_GOAL OF THE EXERCISE_
Copy every line of the records below without changing a single character.

==== AVAILABLE DATA ====

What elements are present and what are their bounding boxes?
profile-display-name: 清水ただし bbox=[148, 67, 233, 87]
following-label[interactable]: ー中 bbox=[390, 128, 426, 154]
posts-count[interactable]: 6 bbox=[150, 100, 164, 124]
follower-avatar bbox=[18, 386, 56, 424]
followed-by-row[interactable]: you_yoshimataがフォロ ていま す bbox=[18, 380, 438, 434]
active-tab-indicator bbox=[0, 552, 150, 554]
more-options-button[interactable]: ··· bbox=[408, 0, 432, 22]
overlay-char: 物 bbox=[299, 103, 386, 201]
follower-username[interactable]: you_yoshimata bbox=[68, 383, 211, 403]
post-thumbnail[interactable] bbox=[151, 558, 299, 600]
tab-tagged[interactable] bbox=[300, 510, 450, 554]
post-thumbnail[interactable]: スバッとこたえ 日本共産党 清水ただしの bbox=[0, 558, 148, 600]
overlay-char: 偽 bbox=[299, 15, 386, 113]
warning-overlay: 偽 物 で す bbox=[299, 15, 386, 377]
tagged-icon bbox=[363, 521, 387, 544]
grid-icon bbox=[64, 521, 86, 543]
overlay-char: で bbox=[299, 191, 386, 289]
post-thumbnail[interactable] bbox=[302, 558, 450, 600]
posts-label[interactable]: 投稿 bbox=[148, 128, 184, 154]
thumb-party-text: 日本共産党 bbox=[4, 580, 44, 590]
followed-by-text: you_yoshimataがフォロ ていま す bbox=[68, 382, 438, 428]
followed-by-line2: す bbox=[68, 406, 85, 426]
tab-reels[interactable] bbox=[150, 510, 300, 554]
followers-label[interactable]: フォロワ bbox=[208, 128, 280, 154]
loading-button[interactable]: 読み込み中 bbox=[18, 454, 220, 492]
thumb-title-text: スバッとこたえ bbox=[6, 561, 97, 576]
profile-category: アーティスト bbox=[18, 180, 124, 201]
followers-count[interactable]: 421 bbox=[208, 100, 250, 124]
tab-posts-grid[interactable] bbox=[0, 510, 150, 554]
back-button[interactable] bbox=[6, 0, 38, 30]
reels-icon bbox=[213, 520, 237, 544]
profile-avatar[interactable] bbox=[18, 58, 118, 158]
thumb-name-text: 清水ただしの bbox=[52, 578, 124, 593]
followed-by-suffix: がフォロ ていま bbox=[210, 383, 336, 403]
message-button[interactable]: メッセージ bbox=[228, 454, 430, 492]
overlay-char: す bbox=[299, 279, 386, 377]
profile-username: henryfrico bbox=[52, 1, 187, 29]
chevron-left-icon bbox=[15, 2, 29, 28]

====

_ANSWER TO THIS EXERCISE_
What elements are present and what are their bounding boxes?
profile-display-name: 清水ただし bbox=[148, 67, 233, 87]
following-label[interactable]: ー中 bbox=[390, 128, 426, 154]
posts-count[interactable]: 6 bbox=[150, 100, 164, 124]
follower-avatar bbox=[18, 386, 56, 424]
followed-by-row[interactable]: you_yoshimataがフォロ ていま す bbox=[18, 380, 438, 434]
active-tab-indicator bbox=[0, 552, 150, 554]
more-options-button[interactable]: ··· bbox=[408, 0, 432, 22]
overlay-char: 物 bbox=[299, 103, 386, 201]
follower-username[interactable]: you_yoshimata bbox=[68, 383, 211, 403]
post-thumbnail[interactable] bbox=[151, 558, 299, 600]
tab-tagged[interactable] bbox=[300, 510, 450, 554]
post-thumbnail[interactable]: スバッとこたえ 日本共産党 清水ただしの bbox=[0, 558, 148, 600]
overlay-char: 偽 bbox=[299, 15, 386, 113]
warning-overlay: 偽 物 で す bbox=[299, 15, 386, 377]
tagged-icon bbox=[363, 521, 387, 544]
grid-icon bbox=[64, 521, 86, 543]
overlay-char: で bbox=[299, 191, 386, 289]
post-thumbnail[interactable] bbox=[302, 558, 450, 600]
posts-label[interactable]: 投稿 bbox=[148, 128, 184, 154]
thumb-party-text: 日本共産党 bbox=[4, 580, 44, 590]
followed-by-text: you_yoshimataがフォロ ていま す bbox=[68, 382, 438, 428]
followed-by-line2: す bbox=[68, 406, 85, 426]
tab-reels[interactable] bbox=[150, 510, 300, 554]
followers-label[interactable]: フォロワ bbox=[208, 128, 280, 154]
loading-button[interactable]: 読み込み中 bbox=[18, 454, 220, 492]
thumb-title-text: スバッとこたえ bbox=[6, 561, 97, 576]
profile-category: アーティスト bbox=[18, 180, 124, 201]
followers-count[interactable]: 421 bbox=[208, 100, 250, 124]
tab-posts-grid[interactable] bbox=[0, 510, 150, 554]
back-button[interactable] bbox=[6, 0, 38, 30]
reels-icon bbox=[213, 520, 237, 544]
profile-avatar[interactable] bbox=[18, 58, 118, 158]
thumb-name-text: 清水ただしの bbox=[52, 578, 124, 593]
followed-by-suffix: がフォロ ていま bbox=[210, 383, 336, 403]
message-button[interactable]: メッセージ bbox=[228, 454, 430, 492]
overlay-char: す bbox=[299, 279, 386, 377]
profile-username: henryfrico bbox=[52, 1, 187, 29]
chevron-left-icon bbox=[15, 2, 29, 28]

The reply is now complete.